**Work to be completed**
Omit all images. Transcribe the rest of the material below exactly.

··· Information supplied

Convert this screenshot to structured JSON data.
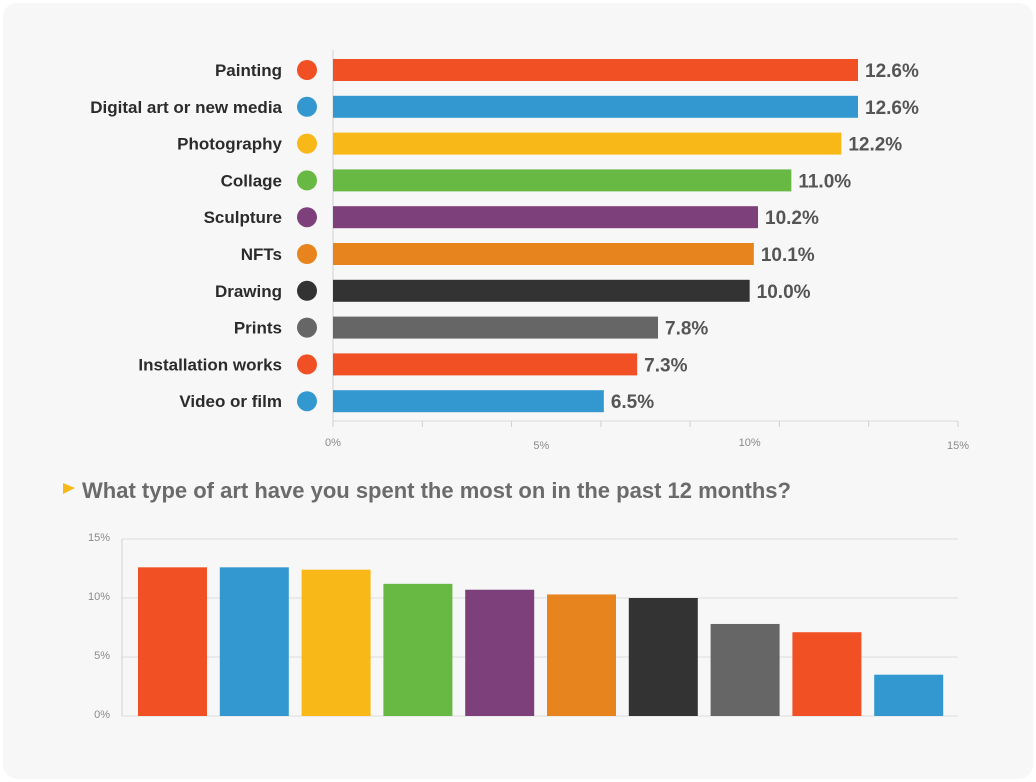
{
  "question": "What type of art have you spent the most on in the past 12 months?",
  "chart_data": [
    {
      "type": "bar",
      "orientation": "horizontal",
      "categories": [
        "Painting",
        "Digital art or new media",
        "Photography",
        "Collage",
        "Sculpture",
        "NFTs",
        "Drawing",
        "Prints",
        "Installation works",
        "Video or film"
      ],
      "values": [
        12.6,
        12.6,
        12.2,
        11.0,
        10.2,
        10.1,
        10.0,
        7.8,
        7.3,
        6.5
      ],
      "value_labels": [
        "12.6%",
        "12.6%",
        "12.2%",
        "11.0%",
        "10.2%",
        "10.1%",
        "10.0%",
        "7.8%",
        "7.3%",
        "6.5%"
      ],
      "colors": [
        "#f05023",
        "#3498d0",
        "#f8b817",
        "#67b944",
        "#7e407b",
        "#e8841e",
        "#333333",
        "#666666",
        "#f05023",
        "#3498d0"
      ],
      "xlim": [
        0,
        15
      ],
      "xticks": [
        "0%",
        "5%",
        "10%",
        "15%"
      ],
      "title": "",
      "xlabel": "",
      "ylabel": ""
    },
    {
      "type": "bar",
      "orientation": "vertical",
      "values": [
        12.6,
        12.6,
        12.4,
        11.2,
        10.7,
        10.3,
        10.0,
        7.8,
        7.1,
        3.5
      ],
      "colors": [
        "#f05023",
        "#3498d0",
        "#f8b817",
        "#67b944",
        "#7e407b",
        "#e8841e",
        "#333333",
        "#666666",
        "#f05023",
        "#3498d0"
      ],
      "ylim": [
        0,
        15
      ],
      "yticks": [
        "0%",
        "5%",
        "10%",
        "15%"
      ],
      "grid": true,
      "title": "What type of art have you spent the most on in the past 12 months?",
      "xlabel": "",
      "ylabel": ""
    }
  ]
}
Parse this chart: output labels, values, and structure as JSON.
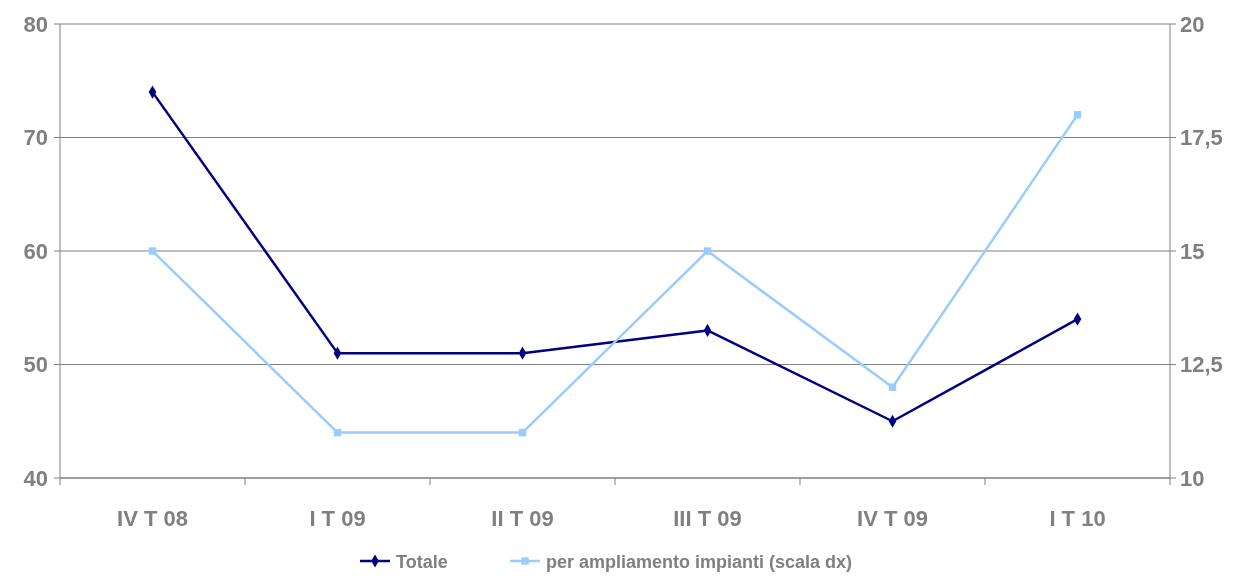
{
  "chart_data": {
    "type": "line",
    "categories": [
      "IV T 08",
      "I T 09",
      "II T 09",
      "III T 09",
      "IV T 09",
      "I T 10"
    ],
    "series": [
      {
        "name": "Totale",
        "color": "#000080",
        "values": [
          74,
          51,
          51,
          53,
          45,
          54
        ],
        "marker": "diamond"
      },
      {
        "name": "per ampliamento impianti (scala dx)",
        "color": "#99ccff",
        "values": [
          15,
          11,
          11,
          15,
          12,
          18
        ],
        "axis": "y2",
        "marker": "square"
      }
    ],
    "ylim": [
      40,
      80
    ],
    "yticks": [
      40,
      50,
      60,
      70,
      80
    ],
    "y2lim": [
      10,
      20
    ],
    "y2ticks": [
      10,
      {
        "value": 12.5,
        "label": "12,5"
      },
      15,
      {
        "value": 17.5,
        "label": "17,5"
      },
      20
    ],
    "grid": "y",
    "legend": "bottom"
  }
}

······

**Expected answer**
Convert this screenshot to structured JSON data.
{
  "question": "What type of art have you spent the most on in the past 12 months?",
  "chart_data": [
    {
      "type": "bar",
      "orientation": "horizontal",
      "categories": [
        "Painting",
        "Digital art or new media",
        "Photography",
        "Collage",
        "Sculpture",
        "NFTs",
        "Drawing",
        "Prints",
        "Installation works",
        "Video or film"
      ],
      "values": [
        12.6,
        12.6,
        12.2,
        11.0,
        10.2,
        10.1,
        10.0,
        7.8,
        7.3,
        6.5
      ],
      "value_labels": [
        "12.6%",
        "12.6%",
        "12.2%",
        "11.0%",
        "10.2%",
        "10.1%",
        "10.0%",
        "7.8%",
        "7.3%",
        "6.5%"
      ],
      "colors": [
        "#f05023",
        "#3498d0",
        "#f8b817",
        "#67b944",
        "#7e407b",
        "#e8841e",
        "#333333",
        "#666666",
        "#f05023",
        "#3498d0"
      ],
      "xlim": [
        0,
        15
      ],
      "xticks": [
        "0%",
        "5%",
        "10%",
        "15%"
      ],
      "title": "",
      "xlabel": "",
      "ylabel": ""
    },
    {
      "type": "bar",
      "orientation": "vertical",
      "values": [
        12.6,
        12.6,
        12.4,
        11.2,
        10.7,
        10.3,
        10.0,
        7.8,
        7.1,
        3.5
      ],
      "colors": [
        "#f05023",
        "#3498d0",
        "#f8b817",
        "#67b944",
        "#7e407b",
        "#e8841e",
        "#333333",
        "#666666",
        "#f05023",
        "#3498d0"
      ],
      "ylim": [
        0,
        15
      ],
      "yticks": [
        "0%",
        "5%",
        "10%",
        "15%"
      ],
      "grid": true,
      "title": "What type of art have you spent the most on in the past 12 months?",
      "xlabel": "",
      "ylabel": ""
    }
  ]
}
Parse this chart: output labels, values, and structure as JSON.
{
  "chart_data": {
    "type": "line",
    "categories": [
      "IV T 08",
      "I T 09",
      "II T 09",
      "III T 09",
      "IV T 09",
      "I T 10"
    ],
    "series": [
      {
        "name": "Totale",
        "color": "#000080",
        "values": [
          74,
          51,
          51,
          53,
          45,
          54
        ],
        "marker": "diamond"
      },
      {
        "name": "per ampliamento impianti (scala dx)",
        "color": "#99ccff",
        "values": [
          15,
          11,
          11,
          15,
          12,
          18
        ],
        "axis": "y2",
        "marker": "square"
      }
    ],
    "ylim": [
      40,
      80
    ],
    "yticks": [
      40,
      50,
      60,
      70,
      80
    ],
    "y2lim": [
      10,
      20
    ],
    "y2ticks": [
      10,
      {
        "value": 12.5,
        "label": "12,5"
      },
      15,
      {
        "value": 17.5,
        "label": "17,5"
      },
      20
    ],
    "grid": "y",
    "legend": "bottom"
  }
}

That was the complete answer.